### Data shown
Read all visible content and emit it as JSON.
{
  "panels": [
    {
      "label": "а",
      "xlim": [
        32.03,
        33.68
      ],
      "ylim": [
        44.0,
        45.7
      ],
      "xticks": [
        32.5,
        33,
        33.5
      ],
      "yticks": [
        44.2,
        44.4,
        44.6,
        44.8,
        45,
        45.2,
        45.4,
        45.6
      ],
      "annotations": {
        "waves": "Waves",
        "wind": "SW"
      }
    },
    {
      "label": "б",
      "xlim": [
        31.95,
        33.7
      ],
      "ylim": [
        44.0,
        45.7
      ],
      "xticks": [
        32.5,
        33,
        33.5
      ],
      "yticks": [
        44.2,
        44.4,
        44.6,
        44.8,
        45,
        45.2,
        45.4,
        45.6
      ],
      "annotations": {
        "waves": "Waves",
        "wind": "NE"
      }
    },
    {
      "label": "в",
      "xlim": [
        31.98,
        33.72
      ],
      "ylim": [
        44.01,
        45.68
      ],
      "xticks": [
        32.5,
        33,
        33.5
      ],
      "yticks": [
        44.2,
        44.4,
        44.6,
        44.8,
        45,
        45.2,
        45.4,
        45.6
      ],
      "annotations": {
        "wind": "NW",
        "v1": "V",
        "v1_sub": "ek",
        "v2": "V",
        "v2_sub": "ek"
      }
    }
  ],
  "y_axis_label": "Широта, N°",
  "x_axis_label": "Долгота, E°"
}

### Work instructions
Please restate the data word for word, every record included.

### Output for this task
Read all visible content and emit it as JSON.
{
  "panels": [
    {
      "label": "а",
      "xlim": [
        32.03,
        33.68
      ],
      "ylim": [
        44.0,
        45.7
      ],
      "xticks": [
        32.5,
        33,
        33.5
      ],
      "yticks": [
        44.2,
        44.4,
        44.6,
        44.8,
        45,
        45.2,
        45.4,
        45.6
      ],
      "annotations": {
        "waves": "Waves",
        "wind": "SW"
      }
    },
    {
      "label": "б",
      "xlim": [
        31.95,
        33.7
      ],
      "ylim": [
        44.0,
        45.7
      ],
      "xticks": [
        32.5,
        33,
        33.5
      ],
      "yticks": [
        44.2,
        44.4,
        44.6,
        44.8,
        45,
        45.2,
        45.4,
        45.6
      ],
      "annotations": {
        "waves": "Waves",
        "wind": "NE"
      }
    },
    {
      "label": "в",
      "xlim": [
        31.98,
        33.72
      ],
      "ylim": [
        44.01,
        45.68
      ],
      "xticks": [
        32.5,
        33,
        33.5
      ],
      "yticks": [
        44.2,
        44.4,
        44.6,
        44.8,
        45,
        45.2,
        45.4,
        45.6
      ],
      "annotations": {
        "wind": "NW",
        "v1": "V",
        "v1_sub": "ek",
        "v2": "V",
        "v2_sub": "ek"
      }
    }
  ],
  "y_axis_label": "Широта, N°",
  "x_axis_label": "Долгота, E°"
}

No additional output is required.